Request:
State how many lines contain the string "JSON", and write nothing else.

______________________________

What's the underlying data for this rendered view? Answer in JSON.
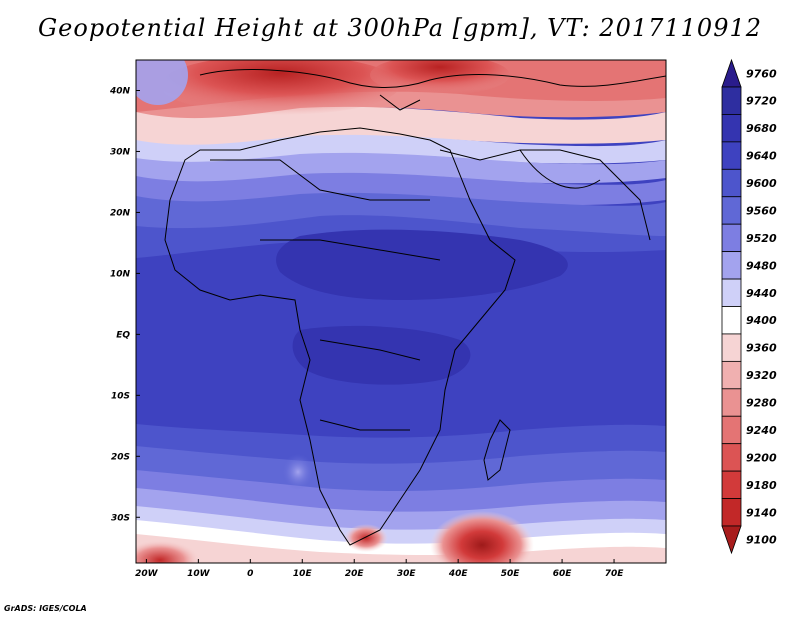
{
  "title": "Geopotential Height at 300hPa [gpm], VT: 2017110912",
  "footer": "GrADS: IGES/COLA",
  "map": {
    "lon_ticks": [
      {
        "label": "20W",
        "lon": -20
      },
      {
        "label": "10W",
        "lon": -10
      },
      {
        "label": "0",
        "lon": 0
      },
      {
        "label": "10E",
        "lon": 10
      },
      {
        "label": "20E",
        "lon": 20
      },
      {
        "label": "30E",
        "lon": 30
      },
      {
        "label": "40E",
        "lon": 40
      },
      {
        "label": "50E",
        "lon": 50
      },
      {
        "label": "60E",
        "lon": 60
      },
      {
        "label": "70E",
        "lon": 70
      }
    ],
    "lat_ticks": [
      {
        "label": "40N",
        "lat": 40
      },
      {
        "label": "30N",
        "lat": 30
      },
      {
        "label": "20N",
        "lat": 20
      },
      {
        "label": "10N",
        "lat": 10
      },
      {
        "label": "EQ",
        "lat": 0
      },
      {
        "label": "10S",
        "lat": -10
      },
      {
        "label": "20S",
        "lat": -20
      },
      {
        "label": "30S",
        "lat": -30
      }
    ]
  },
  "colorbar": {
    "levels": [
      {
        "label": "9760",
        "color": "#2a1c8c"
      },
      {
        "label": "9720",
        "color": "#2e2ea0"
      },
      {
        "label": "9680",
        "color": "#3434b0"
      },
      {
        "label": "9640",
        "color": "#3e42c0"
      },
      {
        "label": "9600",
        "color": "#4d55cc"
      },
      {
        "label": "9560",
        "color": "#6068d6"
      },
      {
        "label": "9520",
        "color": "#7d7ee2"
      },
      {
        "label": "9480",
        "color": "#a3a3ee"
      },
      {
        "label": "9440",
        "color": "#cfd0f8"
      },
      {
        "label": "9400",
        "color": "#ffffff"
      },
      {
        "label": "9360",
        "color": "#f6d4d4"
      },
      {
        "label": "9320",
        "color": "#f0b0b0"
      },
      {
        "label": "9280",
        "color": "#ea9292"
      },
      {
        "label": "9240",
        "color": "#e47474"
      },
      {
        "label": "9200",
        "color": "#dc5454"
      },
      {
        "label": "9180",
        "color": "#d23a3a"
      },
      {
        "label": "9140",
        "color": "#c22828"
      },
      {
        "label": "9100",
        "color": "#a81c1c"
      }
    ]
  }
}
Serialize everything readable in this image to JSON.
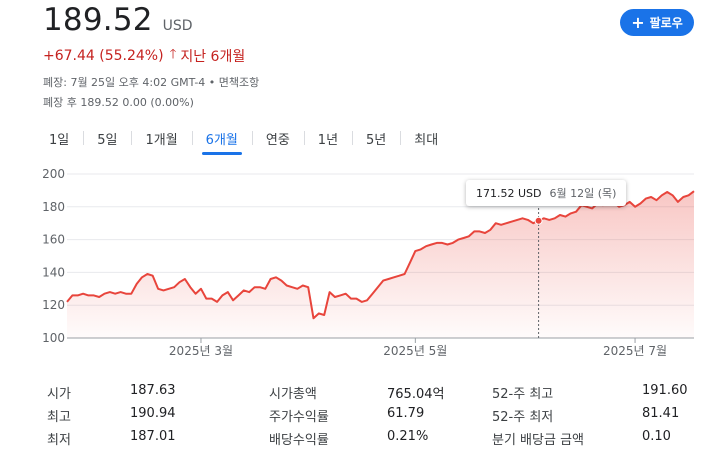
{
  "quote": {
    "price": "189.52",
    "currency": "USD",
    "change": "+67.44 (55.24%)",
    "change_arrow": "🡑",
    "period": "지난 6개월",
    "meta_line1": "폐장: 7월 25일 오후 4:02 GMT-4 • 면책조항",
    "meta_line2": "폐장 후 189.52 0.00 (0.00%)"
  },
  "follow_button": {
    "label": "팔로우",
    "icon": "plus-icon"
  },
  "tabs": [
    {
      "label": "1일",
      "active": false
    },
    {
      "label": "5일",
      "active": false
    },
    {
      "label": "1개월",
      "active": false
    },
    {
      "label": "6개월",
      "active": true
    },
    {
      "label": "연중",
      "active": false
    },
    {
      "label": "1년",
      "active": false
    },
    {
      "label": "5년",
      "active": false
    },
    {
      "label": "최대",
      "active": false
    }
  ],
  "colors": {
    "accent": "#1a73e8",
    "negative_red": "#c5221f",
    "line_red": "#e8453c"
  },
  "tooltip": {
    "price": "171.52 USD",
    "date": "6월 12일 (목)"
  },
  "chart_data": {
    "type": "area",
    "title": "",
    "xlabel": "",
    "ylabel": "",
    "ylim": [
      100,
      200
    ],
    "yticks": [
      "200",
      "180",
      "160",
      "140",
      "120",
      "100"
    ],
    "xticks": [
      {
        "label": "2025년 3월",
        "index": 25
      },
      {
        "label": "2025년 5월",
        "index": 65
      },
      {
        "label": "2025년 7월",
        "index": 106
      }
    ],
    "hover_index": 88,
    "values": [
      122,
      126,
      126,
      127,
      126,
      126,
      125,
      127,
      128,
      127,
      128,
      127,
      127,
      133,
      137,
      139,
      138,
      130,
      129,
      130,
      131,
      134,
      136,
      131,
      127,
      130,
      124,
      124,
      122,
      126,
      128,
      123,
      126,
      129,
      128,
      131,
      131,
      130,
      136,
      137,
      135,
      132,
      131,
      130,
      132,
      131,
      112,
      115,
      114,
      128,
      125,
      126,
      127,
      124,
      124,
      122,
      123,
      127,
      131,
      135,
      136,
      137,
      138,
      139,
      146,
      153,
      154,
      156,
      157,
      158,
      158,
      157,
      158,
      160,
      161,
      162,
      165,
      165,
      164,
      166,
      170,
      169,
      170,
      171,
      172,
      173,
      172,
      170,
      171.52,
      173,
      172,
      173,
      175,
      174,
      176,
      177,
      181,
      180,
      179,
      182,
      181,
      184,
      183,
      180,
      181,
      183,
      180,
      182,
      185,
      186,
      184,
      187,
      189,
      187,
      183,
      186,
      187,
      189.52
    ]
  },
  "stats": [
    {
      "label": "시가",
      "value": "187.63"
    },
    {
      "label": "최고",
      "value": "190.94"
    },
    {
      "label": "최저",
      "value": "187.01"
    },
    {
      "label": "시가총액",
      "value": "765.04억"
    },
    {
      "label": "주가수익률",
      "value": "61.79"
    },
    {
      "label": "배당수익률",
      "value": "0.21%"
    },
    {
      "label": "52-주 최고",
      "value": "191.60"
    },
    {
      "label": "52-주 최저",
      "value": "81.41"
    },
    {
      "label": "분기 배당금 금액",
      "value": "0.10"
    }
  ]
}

______________________________

Answer for this exercise:
2